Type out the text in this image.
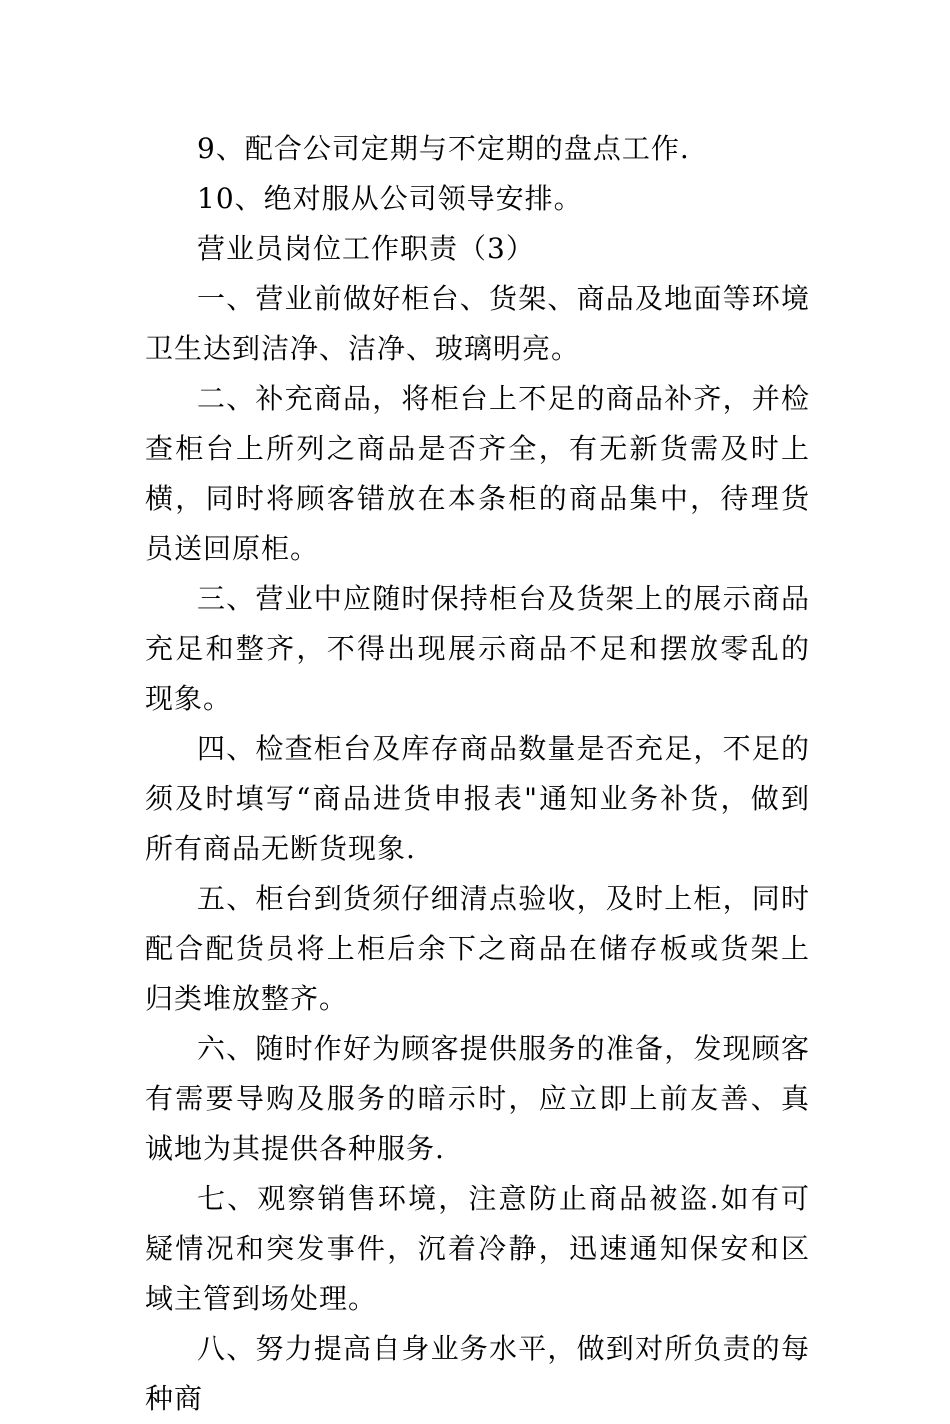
9、配合公司定期与不定期的盘点工作.

10、绝对服从公司领导安排。

营业员岗位工作职责（3）

一、营业前做好柜台、货架、商品及地面等环境卫生达到洁净、洁净、玻璃明亮。

二、补充商品，将柜台上不足的商品补齐，并检查柜台上所列之商品是否齐全，有无新货需及时上横，同时将顾客错放在本条柜的商品集中，待理货员送回原柜。

三、营业中应随时保持柜台及货架上的展示商品充足和整齐，不得出现展示商品不足和摆放零乱的现象。

四、检查柜台及库存商品数量是否充足，不足的须及时填写“商品进货申报表"通知业务补货，做到所有商品无断货现象.

五、柜台到货须仔细清点验收，及时上柜，同时配合配货员将上柜后余下之商品在储存板或货架上归类堆放整齐。

六、随时作好为顾客提供服务的准备，发现顾客有需要导购及服务的暗示时，应立即上前友善、真诚地为其提供各种服务.

七、观察销售环境，注意防止商品被盗.如有可疑情况和突发事件，沉着冷静，迅速通知保安和区域主管到场处理。

八、努力提高自身业务水平，做到对所负责的每种商
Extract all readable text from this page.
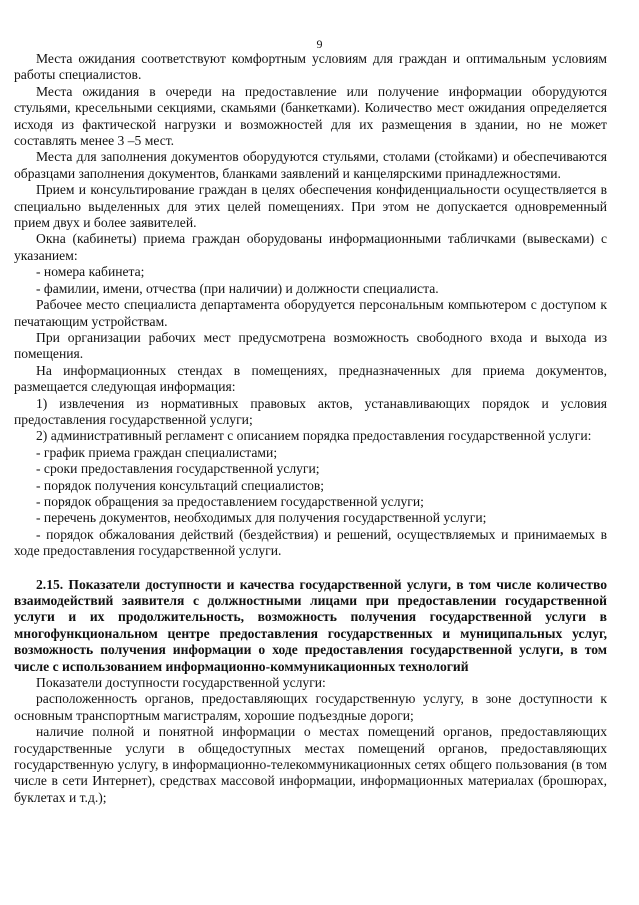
9

Места ожидания соответствуют комфортным условиям для граждан и оптимальным условиям работы специалистов.

Места ожидания в очереди на предоставление или получение информации оборудуются стульями, кресельными секциями, скамьями (банкетками). Количество мест ожидания определяется исходя из фактической нагрузки и возможностей для их размещения в здании, но не может составлять менее 3 –5 мест.

Места для заполнения документов оборудуются стульями, столами (стойками) и обеспечиваются образцами заполнения документов, бланками заявлений и канцелярскими принадлежностями.

Прием и консультирование граждан в целях обеспечения конфиденциальности осуществляется в специально выделенных для этих целей помещениях. При этом не допускается одновременный прием двух и более заявителей.

Окна (кабинеты) приема граждан оборудованы информационными табличками (вывесками) с указанием:

- номера кабинета;

- фамилии, имени, отчества (при наличии) и должности специалиста.

Рабочее место специалиста департамента оборудуется персональным компьютером с доступом к печатающим устройствам.

При организации рабочих мест предусмотрена возможность свободного входа и выхода из помещения.

На информационных стендах в помещениях, предназначенных для приема документов, размещается следующая информация:

1) извлечения из нормативных правовых актов, устанавливающих порядок и условия предоставления государственной услуги;

2) административный регламент с описанием порядка предоставления государственной услуги:

- график приема граждан специалистами;

- сроки предоставления государственной услуги;

- порядок получения консультаций специалистов;

- порядок обращения за предоставлением государственной услуги;

- перечень документов, необходимых для получения государственной услуги;

- порядок обжалования действий (бездействия) и решений, осуществляемых и принимаемых в ходе предоставления государственной услуги.

2.15. Показатели доступности и качества государственной услуги, в том числе количество взаимодействий заявителя с должностными лицами при предоставлении государственной услуги и их продолжительность, возможность получения государственной услуги в многофункциональном центре предоставления государственных и муниципальных услуг, возможность получения информации о ходе предоставления государственной услуги, в том числе с использованием информационно-коммуникационных технологий

Показатели доступности государственной услуги:

расположенность органов, предоставляющих государственную услугу, в зоне доступности к основным транспортным магистралям, хорошие подъездные дороги;

наличие полной и понятной информации о местах помещений органов, предоставляющих государственные услуги в общедоступных местах помещений органов, предоставляющих государственную услугу, в информационно-телекоммуникационных сетях общего пользования (в том числе в сети Интернет), средствах массовой информации, информационных материалах (брошюрах, буклетах и т.д.);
● ● ● ● ● ● ●
■ EXERCISE:
Quote the records above in full, dropping each picture.

■ WORKED ANSWER:
Type out the text in this image.
9、配合公司定期与不定期的盘点工作.

10、绝对服从公司领导安排。

营业员岗位工作职责（3）

一、营业前做好柜台、货架、商品及地面等环境卫生达到洁净、洁净、玻璃明亮。

二、补充商品，将柜台上不足的商品补齐，并检查柜台上所列之商品是否齐全，有无新货需及时上横，同时将顾客错放在本条柜的商品集中，待理货员送回原柜。

三、营业中应随时保持柜台及货架上的展示商品充足和整齐，不得出现展示商品不足和摆放零乱的现象。

四、检查柜台及库存商品数量是否充足，不足的须及时填写“商品进货申报表"通知业务补货，做到所有商品无断货现象.

五、柜台到货须仔细清点验收，及时上柜，同时配合配货员将上柜后余下之商品在储存板或货架上归类堆放整齐。

六、随时作好为顾客提供服务的准备，发现顾客有需要导购及服务的暗示时，应立即上前友善、真诚地为其提供各种服务.

七、观察销售环境，注意防止商品被盗.如有可疑情况和突发事件，沉着冷静，迅速通知保安和区域主管到场处理。

八、努力提高自身业务水平，做到对所负责的每种商
Extract all readable text from this page.
9

Места ожидания соответствуют комфортным условиям для граждан и оптимальным условиям работы специалистов.

Места ожидания в очереди на предоставление или получение информации оборудуются стульями, кресельными секциями, скамьями (банкетками). Количество мест ожидания определяется исходя из фактической нагрузки и возможностей для их размещения в здании, но не может составлять менее 3 –5 мест.

Места для заполнения документов оборудуются стульями, столами (стойками) и обеспечиваются образцами заполнения документов, бланками заявлений и канцелярскими принадлежностями.

Прием и консультирование граждан в целях обеспечения конфиденциальности осуществляется в специально выделенных для этих целей помещениях. При этом не допускается одновременный прием двух и более заявителей.

Окна (кабинеты) приема граждан оборудованы информационными табличками (вывесками) с указанием:

- номера кабинета;

- фамилии, имени, отчества (при наличии) и должности специалиста.

Рабочее место специалиста департамента оборудуется персональным компьютером с доступом к печатающим устройствам.

При организации рабочих мест предусмотрена возможность свободного входа и выхода из помещения.

На информационных стендах в помещениях, предназначенных для приема документов, размещается следующая информация:

1) извлечения из нормативных правовых актов, устанавливающих порядок и условия предоставления государственной услуги;

2) административный регламент с описанием порядка предоставления государственной услуги:

- график приема граждан специалистами;

- сроки предоставления государственной услуги;

- порядок получения консультаций специалистов;

- порядок обращения за предоставлением государственной услуги;

- перечень документов, необходимых для получения государственной услуги;

- порядок обжалования действий (бездействия) и решений, осуществляемых и принимаемых в ходе предоставления государственной услуги.

2.15. Показатели доступности и качества государственной услуги, в том числе количество взаимодействий заявителя с должностными лицами при предоставлении государственной услуги и их продолжительность, возможность получения государственной услуги в многофункциональном центре предоставления государственных и муниципальных услуг, возможность получения информации о ходе предоставления государственной услуги, в том числе с использованием информационно-коммуникационных технологий

Показатели доступности государственной услуги:

расположенность органов, предоставляющих государственную услугу, в зоне доступности к основным транспортным магистралям, хорошие подъездные дороги;

наличие полной и понятной информации о местах помещений органов, предоставляющих государственные услуги в общедоступных местах помещений органов, предоставляющих государственную услугу, в информационно-телекоммуникационных сетях общего пользования (в том числе в сети Интернет), средствах массовой информации, информационных материалах (брошюрах, буклетах и т.д.);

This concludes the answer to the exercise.